Document excerpt »
⁂

Can I submit my Letters of Recommendation/Evaluation before the AADSAS application opens?

No, Letters of Recommendation and Letters of Evaluation will not be accepted unless they are sent along with the AADSAS “Letter of Evaluation Matching Form”. Once the AADSAS application is submitted, you will be provided with the form to give to all recommenders or to interfolio or similar services offered by most colleges. The form includes a barcode that allows AADSAS to locate and verify your application.

What should I do while I am waiting for dental schools to receive my application?

After submitting your application through AADSAS, check all the websites of the dental schools you are applying to to learn more about their secondary application. Many schools view a secondary application as a REQUIRED supplemental application in order for an application to be viewed. Other schools may send a secondary application after an applicant meets their initial requirements like GPA and DAT scores. You can find basic information (e.g. cost of application and if the application is invite only vs. public) about any dental school’s supplemental application on the ADEA Supplemental Information webpage. Begin filling out any secondary applications that are available. You can find information about supplemental applications before they are released on resources like StudentDoctor.net or from your pre-dental/dental student colleages.

⁂

Provided data »
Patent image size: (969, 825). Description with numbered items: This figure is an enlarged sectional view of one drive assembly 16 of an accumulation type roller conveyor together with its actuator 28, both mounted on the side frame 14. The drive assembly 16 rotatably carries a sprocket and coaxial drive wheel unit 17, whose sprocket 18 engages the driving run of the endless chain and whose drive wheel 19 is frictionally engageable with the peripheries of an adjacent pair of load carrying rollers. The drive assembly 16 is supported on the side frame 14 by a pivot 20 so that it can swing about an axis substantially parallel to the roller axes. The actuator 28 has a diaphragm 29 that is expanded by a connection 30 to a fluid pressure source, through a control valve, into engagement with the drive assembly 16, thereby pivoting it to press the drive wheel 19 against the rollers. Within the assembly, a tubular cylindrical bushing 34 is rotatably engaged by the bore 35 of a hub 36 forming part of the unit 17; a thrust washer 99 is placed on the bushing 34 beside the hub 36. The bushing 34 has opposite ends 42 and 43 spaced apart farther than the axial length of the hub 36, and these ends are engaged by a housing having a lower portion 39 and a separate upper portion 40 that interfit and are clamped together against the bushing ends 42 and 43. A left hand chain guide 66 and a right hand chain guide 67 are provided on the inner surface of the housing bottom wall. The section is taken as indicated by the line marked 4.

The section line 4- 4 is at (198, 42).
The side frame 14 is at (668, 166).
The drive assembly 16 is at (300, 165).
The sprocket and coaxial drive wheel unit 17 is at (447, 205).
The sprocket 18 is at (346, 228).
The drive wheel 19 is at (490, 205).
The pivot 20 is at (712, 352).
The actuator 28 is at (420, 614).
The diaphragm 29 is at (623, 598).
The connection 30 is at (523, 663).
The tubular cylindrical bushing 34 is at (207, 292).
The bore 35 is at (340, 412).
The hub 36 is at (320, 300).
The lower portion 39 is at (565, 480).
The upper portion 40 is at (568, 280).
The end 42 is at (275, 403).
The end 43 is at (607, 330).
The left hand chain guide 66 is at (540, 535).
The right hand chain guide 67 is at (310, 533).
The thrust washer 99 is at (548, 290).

⁂

Exercise requirements »
**A.** In the dental application FAQ, what does the barcode on the Letter of Evaluation Matching Form allow AADSAS to do?
**B.** Repeat the stretch of the dental application FAQ from "Can I submit" through "verify your application.".

Results for the exercise »
**A.** It allows AADSAS to locate and verify your application.

**B.**
Can I submit my Letters of Recommendation/Evaluation before the AADSAS application opens?

No, Letters of Recommendation and Letters of Evaluation will not be accepted unless they are sent along with the AADSAS “Letter of Evaluation Matching Form”. Once the AADSAS application is submitted, you will be provided with the form to give to all recommenders or to interfolio or similar services offered by most colleges. The form includes a barcode that allows AADSAS to locate and verify your application.